SUPPLIED ENTRIES =
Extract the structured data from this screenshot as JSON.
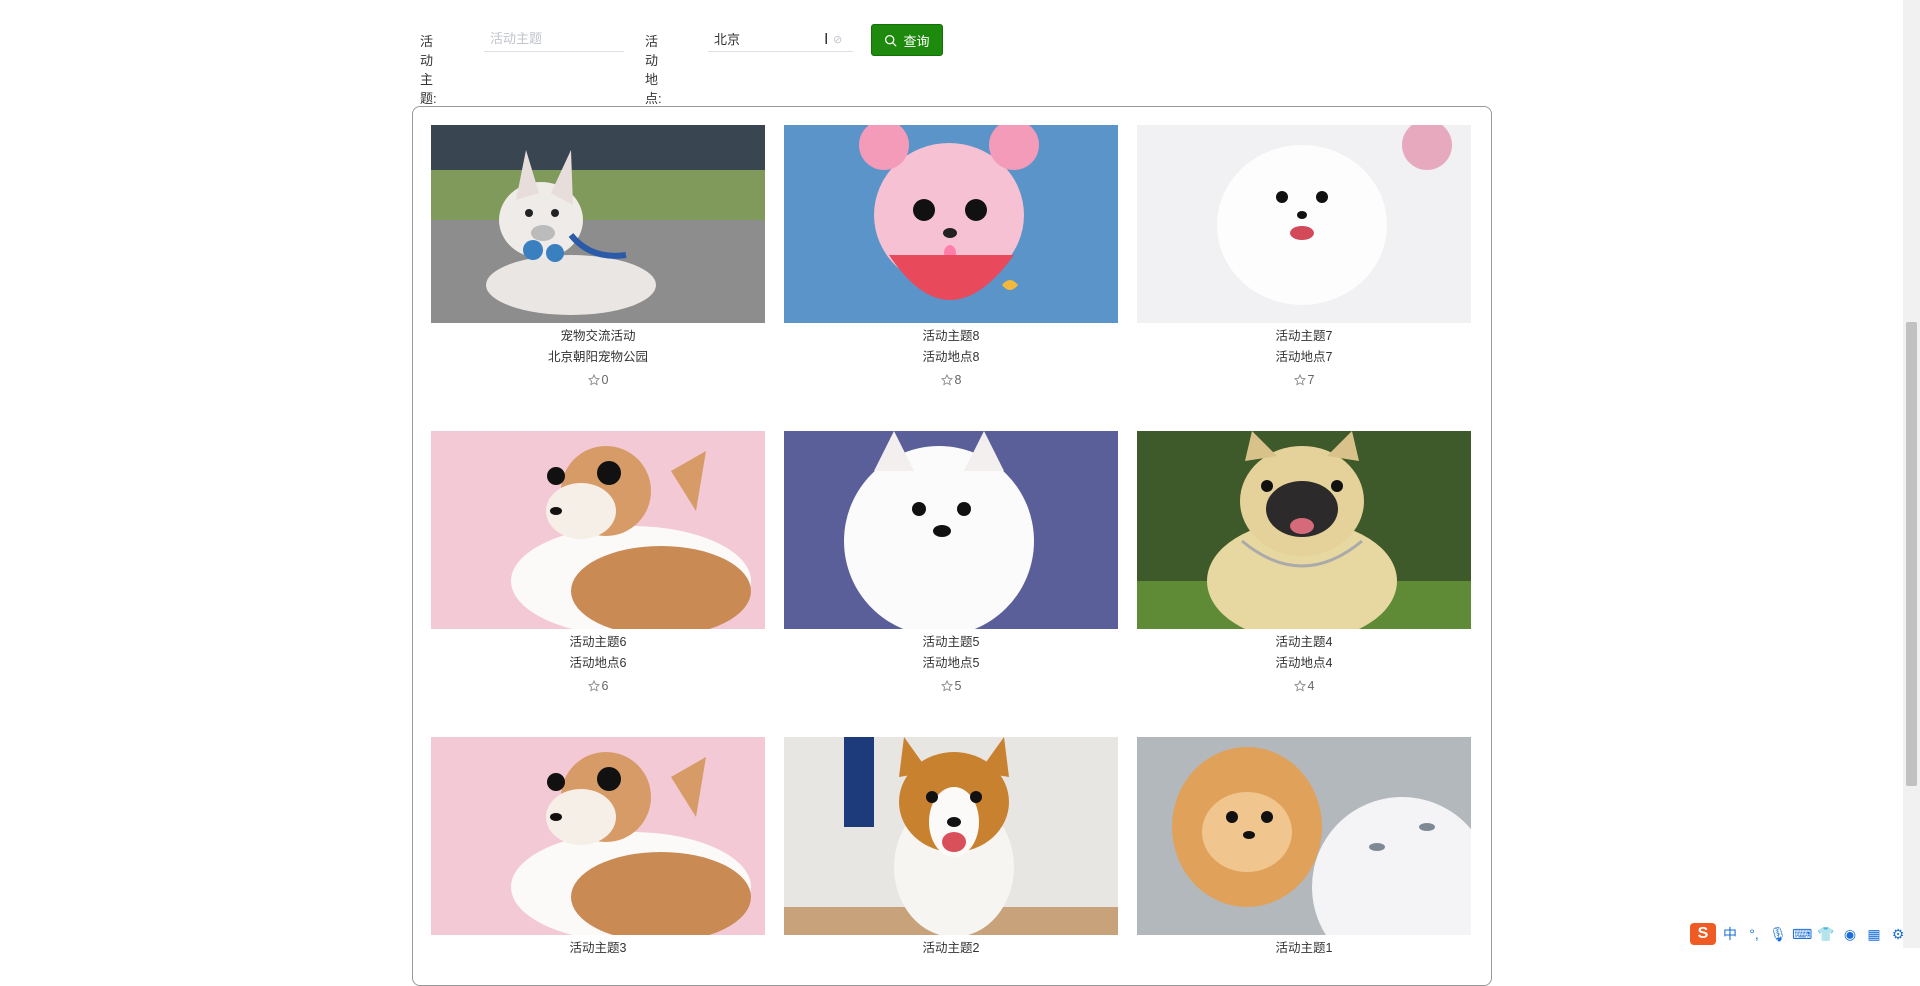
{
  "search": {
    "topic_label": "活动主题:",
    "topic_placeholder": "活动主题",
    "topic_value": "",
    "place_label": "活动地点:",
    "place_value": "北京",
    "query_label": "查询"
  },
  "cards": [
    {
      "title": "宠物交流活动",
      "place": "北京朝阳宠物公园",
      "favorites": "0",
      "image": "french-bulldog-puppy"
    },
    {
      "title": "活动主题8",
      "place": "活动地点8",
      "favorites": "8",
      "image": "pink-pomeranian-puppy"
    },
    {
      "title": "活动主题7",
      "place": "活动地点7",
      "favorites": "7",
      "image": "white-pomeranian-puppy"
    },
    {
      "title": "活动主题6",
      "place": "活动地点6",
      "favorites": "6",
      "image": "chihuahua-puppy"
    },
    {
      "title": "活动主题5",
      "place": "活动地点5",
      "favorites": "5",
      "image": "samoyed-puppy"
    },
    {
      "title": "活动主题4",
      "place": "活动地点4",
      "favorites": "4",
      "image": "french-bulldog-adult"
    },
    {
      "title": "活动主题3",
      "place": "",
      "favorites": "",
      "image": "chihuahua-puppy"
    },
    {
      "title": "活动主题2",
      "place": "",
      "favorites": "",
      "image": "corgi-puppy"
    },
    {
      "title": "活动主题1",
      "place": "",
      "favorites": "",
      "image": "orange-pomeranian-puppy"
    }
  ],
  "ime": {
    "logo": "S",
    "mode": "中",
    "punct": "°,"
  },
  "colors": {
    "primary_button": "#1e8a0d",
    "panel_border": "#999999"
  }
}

AIM = Repeat the material above verbatim. Leave the pictures behind.

PROBLEM SOLUTION =
Extract the structured data from this screenshot as JSON.
{
  "search": {
    "topic_label": "活动主题:",
    "topic_placeholder": "活动主题",
    "topic_value": "",
    "place_label": "活动地点:",
    "place_value": "北京",
    "query_label": "查询"
  },
  "cards": [
    {
      "title": "宠物交流活动",
      "place": "北京朝阳宠物公园",
      "favorites": "0",
      "image": "french-bulldog-puppy"
    },
    {
      "title": "活动主题8",
      "place": "活动地点8",
      "favorites": "8",
      "image": "pink-pomeranian-puppy"
    },
    {
      "title": "活动主题7",
      "place": "活动地点7",
      "favorites": "7",
      "image": "white-pomeranian-puppy"
    },
    {
      "title": "活动主题6",
      "place": "活动地点6",
      "favorites": "6",
      "image": "chihuahua-puppy"
    },
    {
      "title": "活动主题5",
      "place": "活动地点5",
      "favorites": "5",
      "image": "samoyed-puppy"
    },
    {
      "title": "活动主题4",
      "place": "活动地点4",
      "favorites": "4",
      "image": "french-bulldog-adult"
    },
    {
      "title": "活动主题3",
      "place": "",
      "favorites": "",
      "image": "chihuahua-puppy"
    },
    {
      "title": "活动主题2",
      "place": "",
      "favorites": "",
      "image": "corgi-puppy"
    },
    {
      "title": "活动主题1",
      "place": "",
      "favorites": "",
      "image": "orange-pomeranian-puppy"
    }
  ],
  "ime": {
    "logo": "S",
    "mode": "中",
    "punct": "°,"
  },
  "colors": {
    "primary_button": "#1e8a0d",
    "panel_border": "#999999"
  }
}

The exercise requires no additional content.